» Supplied entries:
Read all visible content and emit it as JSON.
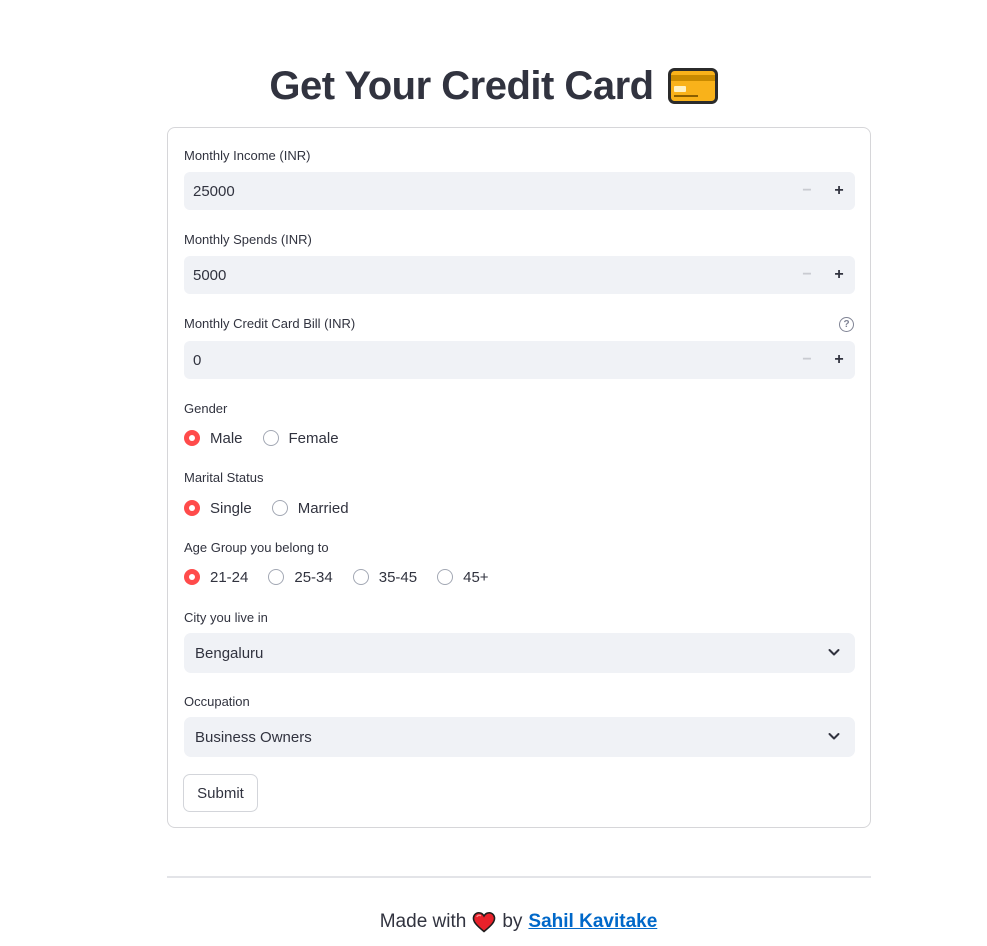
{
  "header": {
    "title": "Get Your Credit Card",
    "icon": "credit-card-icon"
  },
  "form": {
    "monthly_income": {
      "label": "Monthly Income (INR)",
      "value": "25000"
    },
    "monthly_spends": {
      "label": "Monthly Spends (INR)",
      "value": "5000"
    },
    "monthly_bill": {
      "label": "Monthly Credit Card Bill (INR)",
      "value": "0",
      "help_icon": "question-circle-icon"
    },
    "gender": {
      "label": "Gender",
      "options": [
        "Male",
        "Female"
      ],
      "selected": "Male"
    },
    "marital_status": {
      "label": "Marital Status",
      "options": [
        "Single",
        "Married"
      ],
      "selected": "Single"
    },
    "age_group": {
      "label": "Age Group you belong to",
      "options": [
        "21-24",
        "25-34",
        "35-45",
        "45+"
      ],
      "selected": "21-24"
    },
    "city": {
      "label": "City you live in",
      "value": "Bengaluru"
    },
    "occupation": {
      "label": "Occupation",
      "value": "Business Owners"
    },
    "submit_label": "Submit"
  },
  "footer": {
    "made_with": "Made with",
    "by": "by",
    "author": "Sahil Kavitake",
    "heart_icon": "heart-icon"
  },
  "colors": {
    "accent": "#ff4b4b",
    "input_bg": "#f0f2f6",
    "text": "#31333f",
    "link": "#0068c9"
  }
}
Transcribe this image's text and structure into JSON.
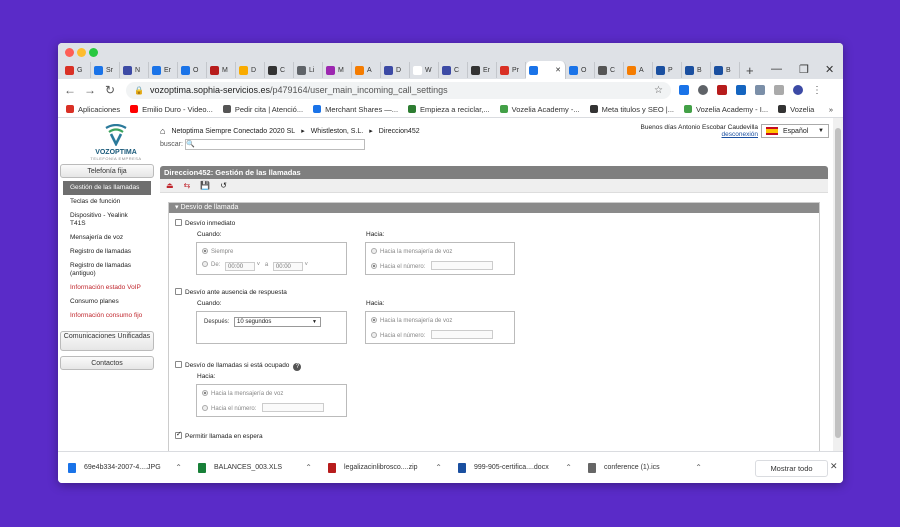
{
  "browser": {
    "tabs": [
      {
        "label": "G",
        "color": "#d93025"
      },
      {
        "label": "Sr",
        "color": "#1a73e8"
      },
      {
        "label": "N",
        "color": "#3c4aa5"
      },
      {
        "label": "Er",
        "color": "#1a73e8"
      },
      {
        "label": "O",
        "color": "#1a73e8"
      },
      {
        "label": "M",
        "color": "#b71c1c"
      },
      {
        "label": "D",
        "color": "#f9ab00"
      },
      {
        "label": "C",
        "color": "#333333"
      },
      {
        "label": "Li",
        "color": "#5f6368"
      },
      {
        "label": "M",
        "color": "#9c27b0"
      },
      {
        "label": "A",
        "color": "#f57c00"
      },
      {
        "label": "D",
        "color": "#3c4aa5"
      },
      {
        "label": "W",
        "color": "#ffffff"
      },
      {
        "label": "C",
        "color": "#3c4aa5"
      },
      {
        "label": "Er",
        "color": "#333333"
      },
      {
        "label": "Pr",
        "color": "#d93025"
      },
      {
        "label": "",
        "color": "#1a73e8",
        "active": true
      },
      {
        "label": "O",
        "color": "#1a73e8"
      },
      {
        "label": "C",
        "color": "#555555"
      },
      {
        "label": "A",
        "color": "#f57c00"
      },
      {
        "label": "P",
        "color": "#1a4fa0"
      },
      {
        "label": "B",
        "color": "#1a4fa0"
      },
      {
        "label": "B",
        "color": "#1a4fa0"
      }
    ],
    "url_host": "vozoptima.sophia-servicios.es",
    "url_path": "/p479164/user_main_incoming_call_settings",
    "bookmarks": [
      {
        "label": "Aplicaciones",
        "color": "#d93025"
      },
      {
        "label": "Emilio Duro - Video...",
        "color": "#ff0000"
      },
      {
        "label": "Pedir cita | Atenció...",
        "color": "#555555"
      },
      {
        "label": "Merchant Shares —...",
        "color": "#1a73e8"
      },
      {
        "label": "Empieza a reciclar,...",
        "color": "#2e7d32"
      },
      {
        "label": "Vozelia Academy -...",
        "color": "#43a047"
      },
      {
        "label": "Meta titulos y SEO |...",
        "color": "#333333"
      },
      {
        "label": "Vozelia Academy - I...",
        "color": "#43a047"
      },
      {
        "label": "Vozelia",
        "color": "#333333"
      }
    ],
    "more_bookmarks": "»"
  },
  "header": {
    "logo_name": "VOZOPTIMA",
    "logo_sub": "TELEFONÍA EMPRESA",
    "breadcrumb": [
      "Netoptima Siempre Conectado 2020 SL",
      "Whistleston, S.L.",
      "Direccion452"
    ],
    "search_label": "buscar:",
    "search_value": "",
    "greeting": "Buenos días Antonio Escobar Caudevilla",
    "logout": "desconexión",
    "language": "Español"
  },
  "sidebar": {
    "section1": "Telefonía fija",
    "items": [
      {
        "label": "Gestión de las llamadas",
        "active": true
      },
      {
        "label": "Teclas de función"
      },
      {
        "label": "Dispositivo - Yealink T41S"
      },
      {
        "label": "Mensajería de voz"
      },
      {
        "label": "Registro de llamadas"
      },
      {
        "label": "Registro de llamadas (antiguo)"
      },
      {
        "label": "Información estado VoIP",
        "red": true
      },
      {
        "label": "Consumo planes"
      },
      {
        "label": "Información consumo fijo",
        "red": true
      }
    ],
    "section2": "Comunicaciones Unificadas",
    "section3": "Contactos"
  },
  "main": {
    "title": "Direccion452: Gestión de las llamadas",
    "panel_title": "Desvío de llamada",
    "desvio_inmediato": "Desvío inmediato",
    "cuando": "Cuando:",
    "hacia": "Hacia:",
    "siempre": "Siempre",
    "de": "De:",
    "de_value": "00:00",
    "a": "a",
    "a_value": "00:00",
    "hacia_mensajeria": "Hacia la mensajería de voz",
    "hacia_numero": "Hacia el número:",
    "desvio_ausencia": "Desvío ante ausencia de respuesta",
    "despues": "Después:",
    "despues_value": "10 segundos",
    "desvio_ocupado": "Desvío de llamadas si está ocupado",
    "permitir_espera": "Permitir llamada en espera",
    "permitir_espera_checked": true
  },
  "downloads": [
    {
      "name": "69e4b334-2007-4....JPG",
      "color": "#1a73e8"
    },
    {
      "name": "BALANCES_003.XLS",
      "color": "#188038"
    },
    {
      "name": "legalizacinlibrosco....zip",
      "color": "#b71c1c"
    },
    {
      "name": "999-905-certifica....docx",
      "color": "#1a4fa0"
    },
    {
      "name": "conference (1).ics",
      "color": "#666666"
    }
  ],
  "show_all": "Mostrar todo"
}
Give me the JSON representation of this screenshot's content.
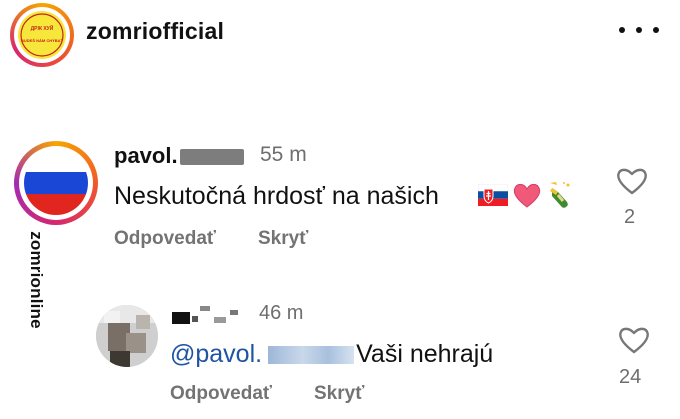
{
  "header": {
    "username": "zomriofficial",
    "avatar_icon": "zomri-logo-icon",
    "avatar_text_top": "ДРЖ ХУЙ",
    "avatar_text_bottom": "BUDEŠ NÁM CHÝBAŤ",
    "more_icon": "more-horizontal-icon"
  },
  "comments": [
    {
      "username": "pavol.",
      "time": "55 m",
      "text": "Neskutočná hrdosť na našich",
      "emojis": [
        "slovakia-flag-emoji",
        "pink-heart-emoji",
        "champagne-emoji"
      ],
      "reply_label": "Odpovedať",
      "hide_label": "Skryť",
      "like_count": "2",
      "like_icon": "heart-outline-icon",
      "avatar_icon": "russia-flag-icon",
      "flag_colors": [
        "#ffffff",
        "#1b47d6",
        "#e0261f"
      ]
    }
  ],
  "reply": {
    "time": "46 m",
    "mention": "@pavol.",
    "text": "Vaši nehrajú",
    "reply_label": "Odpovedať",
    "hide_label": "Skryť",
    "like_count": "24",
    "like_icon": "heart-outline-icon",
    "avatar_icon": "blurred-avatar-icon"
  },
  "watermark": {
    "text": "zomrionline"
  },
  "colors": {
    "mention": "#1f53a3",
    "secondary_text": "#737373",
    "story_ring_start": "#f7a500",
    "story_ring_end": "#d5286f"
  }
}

» Work to do: Keep the pictures out and write out the records exactly.

» Result:
Read all visible content and emit it as JSON.
{
  "header": {
    "title": "Get Your Credit Card",
    "icon": "credit-card-icon"
  },
  "form": {
    "monthly_income": {
      "label": "Monthly Income (INR)",
      "value": "25000"
    },
    "monthly_spends": {
      "label": "Monthly Spends (INR)",
      "value": "5000"
    },
    "monthly_bill": {
      "label": "Monthly Credit Card Bill (INR)",
      "value": "0",
      "help_icon": "question-circle-icon"
    },
    "gender": {
      "label": "Gender",
      "options": [
        "Male",
        "Female"
      ],
      "selected": "Male"
    },
    "marital_status": {
      "label": "Marital Status",
      "options": [
        "Single",
        "Married"
      ],
      "selected": "Single"
    },
    "age_group": {
      "label": "Age Group you belong to",
      "options": [
        "21-24",
        "25-34",
        "35-45",
        "45+"
      ],
      "selected": "21-24"
    },
    "city": {
      "label": "City you live in",
      "value": "Bengaluru"
    },
    "occupation": {
      "label": "Occupation",
      "value": "Business Owners"
    },
    "submit_label": "Submit"
  },
  "footer": {
    "made_with": "Made with",
    "by": "by",
    "author": "Sahil Kavitake",
    "heart_icon": "heart-icon"
  },
  "colors": {
    "accent": "#ff4b4b",
    "input_bg": "#f0f2f6",
    "text": "#31333f",
    "link": "#0068c9"
  }
}
Transcribe this image's text and structure into JSON.
{
  "browser": {
    "tabs": [
      {
        "label": "G",
        "color": "#d93025"
      },
      {
        "label": "Sr",
        "color": "#1a73e8"
      },
      {
        "label": "N",
        "color": "#3c4aa5"
      },
      {
        "label": "Er",
        "color": "#1a73e8"
      },
      {
        "label": "O",
        "color": "#1a73e8"
      },
      {
        "label": "M",
        "color": "#b71c1c"
      },
      {
        "label": "D",
        "color": "#f9ab00"
      },
      {
        "label": "C",
        "color": "#333333"
      },
      {
        "label": "Li",
        "color": "#5f6368"
      },
      {
        "label": "M",
        "color": "#9c27b0"
      },
      {
        "label": "A",
        "color": "#f57c00"
      },
      {
        "label": "D",
        "color": "#3c4aa5"
      },
      {
        "label": "W",
        "color": "#ffffff"
      },
      {
        "label": "C",
        "color": "#3c4aa5"
      },
      {
        "label": "Er",
        "color": "#333333"
      },
      {
        "label": "Pr",
        "color": "#d93025"
      },
      {
        "label": "",
        "color": "#1a73e8",
        "active": true
      },
      {
        "label": "O",
        "color": "#1a73e8"
      },
      {
        "label": "C",
        "color": "#555555"
      },
      {
        "label": "A",
        "color": "#f57c00"
      },
      {
        "label": "P",
        "color": "#1a4fa0"
      },
      {
        "label": "B",
        "color": "#1a4fa0"
      },
      {
        "label": "B",
        "color": "#1a4fa0"
      }
    ],
    "url_host": "vozoptima.sophia-servicios.es",
    "url_path": "/p479164/user_main_incoming_call_settings",
    "bookmarks": [
      {
        "label": "Aplicaciones",
        "color": "#d93025"
      },
      {
        "label": "Emilio Duro - Video...",
        "color": "#ff0000"
      },
      {
        "label": "Pedir cita | Atenció...",
        "color": "#555555"
      },
      {
        "label": "Merchant Shares —...",
        "color": "#1a73e8"
      },
      {
        "label": "Empieza a reciclar,...",
        "color": "#2e7d32"
      },
      {
        "label": "Vozelia Academy -...",
        "color": "#43a047"
      },
      {
        "label": "Meta titulos y SEO |...",
        "color": "#333333"
      },
      {
        "label": "Vozelia Academy - I...",
        "color": "#43a047"
      },
      {
        "label": "Vozelia",
        "color": "#333333"
      }
    ],
    "more_bookmarks": "»"
  },
  "header": {
    "logo_name": "VOZOPTIMA",
    "logo_sub": "TELEFONÍA EMPRESA",
    "breadcrumb": [
      "Netoptima Siempre Conectado 2020 SL",
      "Whistleston, S.L.",
      "Direccion452"
    ],
    "search_label": "buscar:",
    "search_value": "",
    "greeting": "Buenos días Antonio Escobar Caudevilla",
    "logout": "desconexión",
    "language": "Español"
  },
  "sidebar": {
    "section1": "Telefonía fija",
    "items": [
      {
        "label": "Gestión de las llamadas",
        "active": true
      },
      {
        "label": "Teclas de función"
      },
      {
        "label": "Dispositivo - Yealink T41S"
      },
      {
        "label": "Mensajería de voz"
      },
      {
        "label": "Registro de llamadas"
      },
      {
        "label": "Registro de llamadas (antiguo)"
      },
      {
        "label": "Información estado VoIP",
        "red": true
      },
      {
        "label": "Consumo planes"
      },
      {
        "label": "Información consumo fijo",
        "red": true
      }
    ],
    "section2": "Comunicaciones Unificadas",
    "section3": "Contactos"
  },
  "main": {
    "title": "Direccion452: Gestión de las llamadas",
    "panel_title": "Desvío de llamada",
    "desvio_inmediato": "Desvío inmediato",
    "cuando": "Cuando:",
    "hacia": "Hacia:",
    "siempre": "Siempre",
    "de": "De:",
    "de_value": "00:00",
    "a": "a",
    "a_value": "00:00",
    "hacia_mensajeria": "Hacia la mensajería de voz",
    "hacia_numero": "Hacia el número:",
    "desvio_ausencia": "Desvío ante ausencia de respuesta",
    "despues": "Después:",
    "despues_value": "10 segundos",
    "desvio_ocupado": "Desvío de llamadas si está ocupado",
    "permitir_espera": "Permitir llamada en espera",
    "permitir_espera_checked": true
  },
  "downloads": [
    {
      "name": "69e4b334-2007-4....JPG",
      "color": "#1a73e8"
    },
    {
      "name": "BALANCES_003.XLS",
      "color": "#188038"
    },
    {
      "name": "legalizacinlibrosco....zip",
      "color": "#b71c1c"
    },
    {
      "name": "999-905-certifica....docx",
      "color": "#1a4fa0"
    },
    {
      "name": "conference (1).ics",
      "color": "#666666"
    }
  ],
  "show_all": "Mostrar todo"
}
Give me the JSON representation of this screenshot's content.
{
  "header": {
    "username": "zomriofficial",
    "avatar_icon": "zomri-logo-icon",
    "avatar_text_top": "ДРЖ ХУЙ",
    "avatar_text_bottom": "BUDEŠ NÁM CHÝBAŤ",
    "more_icon": "more-horizontal-icon"
  },
  "comments": [
    {
      "username": "pavol.",
      "time": "55 m",
      "text": "Neskutočná hrdosť na našich",
      "emojis": [
        "slovakia-flag-emoji",
        "pink-heart-emoji",
        "champagne-emoji"
      ],
      "reply_label": "Odpovedať",
      "hide_label": "Skryť",
      "like_count": "2",
      "like_icon": "heart-outline-icon",
      "avatar_icon": "russia-flag-icon",
      "flag_colors": [
        "#ffffff",
        "#1b47d6",
        "#e0261f"
      ]
    }
  ],
  "reply": {
    "time": "46 m",
    "mention": "@pavol.",
    "text": "Vaši nehrajú",
    "reply_label": "Odpovedať",
    "hide_label": "Skryť",
    "like_count": "24",
    "like_icon": "heart-outline-icon",
    "avatar_icon": "blurred-avatar-icon"
  },
  "watermark": {
    "text": "zomrionline"
  },
  "colors": {
    "mention": "#1f53a3",
    "secondary_text": "#737373",
    "story_ring_start": "#f7a500",
    "story_ring_end": "#d5286f"
  }
}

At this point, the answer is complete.